What the task asks: Identify and pull out each line of the entries in which "name" occurs.

Entries with figure data:
__________________________________________________
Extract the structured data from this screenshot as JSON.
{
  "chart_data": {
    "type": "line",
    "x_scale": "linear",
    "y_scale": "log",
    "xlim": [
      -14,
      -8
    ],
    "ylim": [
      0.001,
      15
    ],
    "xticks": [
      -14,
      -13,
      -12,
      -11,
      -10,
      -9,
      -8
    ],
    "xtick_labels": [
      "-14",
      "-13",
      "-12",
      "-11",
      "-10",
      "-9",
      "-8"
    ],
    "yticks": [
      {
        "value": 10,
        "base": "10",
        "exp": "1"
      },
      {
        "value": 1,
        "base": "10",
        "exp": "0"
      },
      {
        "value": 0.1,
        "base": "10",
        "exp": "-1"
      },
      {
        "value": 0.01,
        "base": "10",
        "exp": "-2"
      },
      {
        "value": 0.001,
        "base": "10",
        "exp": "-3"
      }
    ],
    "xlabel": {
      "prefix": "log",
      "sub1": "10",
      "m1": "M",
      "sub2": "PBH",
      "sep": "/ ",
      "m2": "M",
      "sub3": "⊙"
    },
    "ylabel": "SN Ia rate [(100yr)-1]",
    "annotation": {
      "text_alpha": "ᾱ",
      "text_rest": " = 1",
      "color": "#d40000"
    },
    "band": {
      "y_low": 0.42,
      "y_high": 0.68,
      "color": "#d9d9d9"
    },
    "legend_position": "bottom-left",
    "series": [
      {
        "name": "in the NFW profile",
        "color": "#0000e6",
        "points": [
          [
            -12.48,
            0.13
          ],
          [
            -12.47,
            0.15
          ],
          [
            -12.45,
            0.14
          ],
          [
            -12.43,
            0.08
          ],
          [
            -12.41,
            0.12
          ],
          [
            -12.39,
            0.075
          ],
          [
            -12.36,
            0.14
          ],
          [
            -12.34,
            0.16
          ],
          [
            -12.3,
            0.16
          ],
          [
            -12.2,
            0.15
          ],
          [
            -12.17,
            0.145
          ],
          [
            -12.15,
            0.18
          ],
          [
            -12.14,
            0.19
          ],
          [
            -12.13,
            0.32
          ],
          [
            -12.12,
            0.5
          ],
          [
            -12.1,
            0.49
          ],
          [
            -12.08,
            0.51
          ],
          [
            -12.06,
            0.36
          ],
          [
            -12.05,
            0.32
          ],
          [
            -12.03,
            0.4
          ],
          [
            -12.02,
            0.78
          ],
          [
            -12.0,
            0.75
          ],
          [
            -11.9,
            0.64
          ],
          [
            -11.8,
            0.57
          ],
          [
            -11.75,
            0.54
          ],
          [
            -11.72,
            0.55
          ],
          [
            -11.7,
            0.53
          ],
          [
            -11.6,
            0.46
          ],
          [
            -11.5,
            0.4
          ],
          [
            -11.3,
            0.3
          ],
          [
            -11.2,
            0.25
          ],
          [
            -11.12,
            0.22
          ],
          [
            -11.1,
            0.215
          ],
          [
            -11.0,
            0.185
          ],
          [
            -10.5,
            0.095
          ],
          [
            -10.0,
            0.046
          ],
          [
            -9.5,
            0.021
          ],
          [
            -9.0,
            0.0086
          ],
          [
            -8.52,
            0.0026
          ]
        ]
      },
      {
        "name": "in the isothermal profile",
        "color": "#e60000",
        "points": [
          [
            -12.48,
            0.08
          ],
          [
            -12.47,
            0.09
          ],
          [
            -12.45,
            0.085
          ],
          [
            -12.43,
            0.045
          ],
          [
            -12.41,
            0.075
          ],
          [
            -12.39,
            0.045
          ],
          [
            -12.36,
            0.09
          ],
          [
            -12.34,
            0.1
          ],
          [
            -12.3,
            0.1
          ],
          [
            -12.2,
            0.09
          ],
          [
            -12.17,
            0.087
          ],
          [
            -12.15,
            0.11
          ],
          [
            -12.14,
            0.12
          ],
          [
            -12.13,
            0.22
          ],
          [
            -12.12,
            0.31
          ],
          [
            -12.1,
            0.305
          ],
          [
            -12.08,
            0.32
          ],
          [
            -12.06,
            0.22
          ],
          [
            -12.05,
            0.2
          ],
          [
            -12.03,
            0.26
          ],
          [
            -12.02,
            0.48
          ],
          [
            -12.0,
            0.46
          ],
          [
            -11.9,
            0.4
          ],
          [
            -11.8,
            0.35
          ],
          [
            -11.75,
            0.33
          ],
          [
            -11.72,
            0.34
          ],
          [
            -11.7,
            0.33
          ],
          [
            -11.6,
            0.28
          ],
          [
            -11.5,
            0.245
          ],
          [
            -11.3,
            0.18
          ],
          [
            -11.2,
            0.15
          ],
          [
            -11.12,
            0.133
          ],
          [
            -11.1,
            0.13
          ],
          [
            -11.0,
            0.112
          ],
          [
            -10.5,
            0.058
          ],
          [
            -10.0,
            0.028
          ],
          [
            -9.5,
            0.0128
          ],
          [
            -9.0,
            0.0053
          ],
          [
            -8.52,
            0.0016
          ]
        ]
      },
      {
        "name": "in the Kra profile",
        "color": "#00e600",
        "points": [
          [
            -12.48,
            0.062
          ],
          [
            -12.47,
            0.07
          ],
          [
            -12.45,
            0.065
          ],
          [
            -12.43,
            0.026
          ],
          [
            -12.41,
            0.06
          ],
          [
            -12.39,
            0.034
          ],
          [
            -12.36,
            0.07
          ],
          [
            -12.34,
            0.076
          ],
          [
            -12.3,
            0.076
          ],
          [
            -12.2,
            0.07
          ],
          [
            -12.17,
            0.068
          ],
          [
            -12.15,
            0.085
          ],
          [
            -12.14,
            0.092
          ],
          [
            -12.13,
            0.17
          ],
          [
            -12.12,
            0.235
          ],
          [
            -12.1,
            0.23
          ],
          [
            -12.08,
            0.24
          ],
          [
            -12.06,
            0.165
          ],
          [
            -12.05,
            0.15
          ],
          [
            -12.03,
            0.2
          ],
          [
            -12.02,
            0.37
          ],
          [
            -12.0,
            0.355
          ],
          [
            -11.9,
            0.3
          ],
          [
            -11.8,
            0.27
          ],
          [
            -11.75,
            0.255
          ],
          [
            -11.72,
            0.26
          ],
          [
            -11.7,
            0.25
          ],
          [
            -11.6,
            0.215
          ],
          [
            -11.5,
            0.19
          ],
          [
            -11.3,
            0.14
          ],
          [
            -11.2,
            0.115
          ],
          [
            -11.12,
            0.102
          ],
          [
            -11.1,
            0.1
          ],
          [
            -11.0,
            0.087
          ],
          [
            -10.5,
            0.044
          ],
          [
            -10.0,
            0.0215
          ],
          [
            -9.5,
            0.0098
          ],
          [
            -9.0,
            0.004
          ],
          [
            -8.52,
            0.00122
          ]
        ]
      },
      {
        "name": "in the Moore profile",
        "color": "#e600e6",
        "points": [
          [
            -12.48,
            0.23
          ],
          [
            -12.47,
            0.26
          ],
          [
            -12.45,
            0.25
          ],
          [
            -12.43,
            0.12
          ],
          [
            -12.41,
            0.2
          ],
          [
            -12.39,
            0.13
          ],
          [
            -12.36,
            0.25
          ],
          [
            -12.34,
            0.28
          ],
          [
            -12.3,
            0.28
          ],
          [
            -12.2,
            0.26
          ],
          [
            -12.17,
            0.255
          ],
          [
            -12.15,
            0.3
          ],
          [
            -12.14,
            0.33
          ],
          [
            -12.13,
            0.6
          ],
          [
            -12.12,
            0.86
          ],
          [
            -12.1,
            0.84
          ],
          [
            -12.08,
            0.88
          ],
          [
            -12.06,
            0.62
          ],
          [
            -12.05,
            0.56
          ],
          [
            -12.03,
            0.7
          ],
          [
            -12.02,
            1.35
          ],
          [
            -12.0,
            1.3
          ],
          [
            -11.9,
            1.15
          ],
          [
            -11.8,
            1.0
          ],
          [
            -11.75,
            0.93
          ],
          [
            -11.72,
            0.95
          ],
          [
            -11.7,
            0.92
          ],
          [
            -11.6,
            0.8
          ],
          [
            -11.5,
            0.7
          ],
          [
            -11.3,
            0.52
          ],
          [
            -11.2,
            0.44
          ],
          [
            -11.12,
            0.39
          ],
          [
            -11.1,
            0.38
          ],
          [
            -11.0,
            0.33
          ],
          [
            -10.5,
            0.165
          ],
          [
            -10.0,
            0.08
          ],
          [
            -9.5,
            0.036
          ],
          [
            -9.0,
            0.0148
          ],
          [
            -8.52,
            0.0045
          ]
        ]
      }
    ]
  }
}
__________________________________________________
Correct answer:
        "name": "in the NFW profile",
        "name": "in the isothermal profile",
        "name": "in the Kra profile",
        "name": "in the Moore profile",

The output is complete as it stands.